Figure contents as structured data
------------------------------------------------
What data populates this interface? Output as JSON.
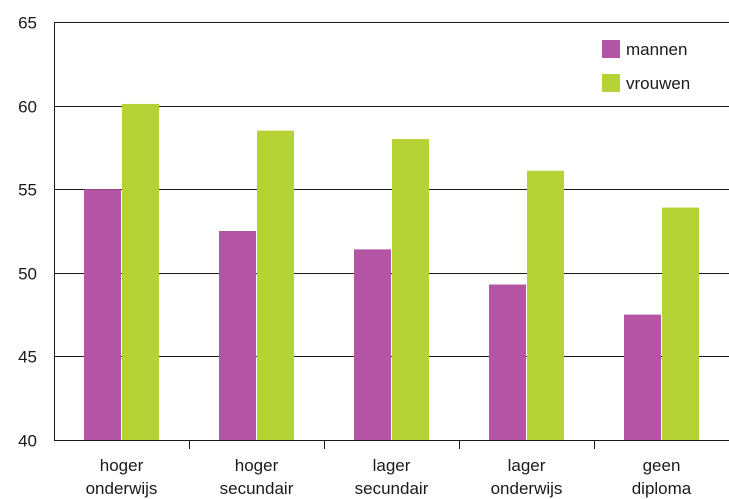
{
  "chart_data": {
    "type": "bar",
    "categories": [
      [
        "hoger",
        "onderwijs"
      ],
      [
        "hoger",
        "secundair"
      ],
      [
        "lager",
        "secundair"
      ],
      [
        "lager",
        "onderwijs"
      ],
      [
        "geen",
        "diploma"
      ]
    ],
    "series": [
      {
        "name": "mannen",
        "color": "#b354a4",
        "values": [
          55.0,
          52.5,
          51.4,
          49.3,
          47.5
        ]
      },
      {
        "name": "vrouwen",
        "color": "#b5d334",
        "values": [
          60.1,
          58.5,
          58.0,
          56.1,
          53.9
        ]
      }
    ],
    "ylim": [
      40,
      65
    ],
    "yticks": [
      40,
      45,
      50,
      55,
      60,
      65
    ],
    "grid": true,
    "legend_position": "top-right"
  }
}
------------------------------------------------
STATED GOAL: Return the full material word for word. Do not include the pictures.

EXERCISE ANSWER:
What data populates this interface? Output as JSON.
{
  "chart_data": {
    "type": "bar",
    "categories": [
      [
        "hoger",
        "onderwijs"
      ],
      [
        "hoger",
        "secundair"
      ],
      [
        "lager",
        "secundair"
      ],
      [
        "lager",
        "onderwijs"
      ],
      [
        "geen",
        "diploma"
      ]
    ],
    "series": [
      {
        "name": "mannen",
        "color": "#b354a4",
        "values": [
          55.0,
          52.5,
          51.4,
          49.3,
          47.5
        ]
      },
      {
        "name": "vrouwen",
        "color": "#b5d334",
        "values": [
          60.1,
          58.5,
          58.0,
          56.1,
          53.9
        ]
      }
    ],
    "ylim": [
      40,
      65
    ],
    "yticks": [
      40,
      45,
      50,
      55,
      60,
      65
    ],
    "grid": true,
    "legend_position": "top-right"
  }
}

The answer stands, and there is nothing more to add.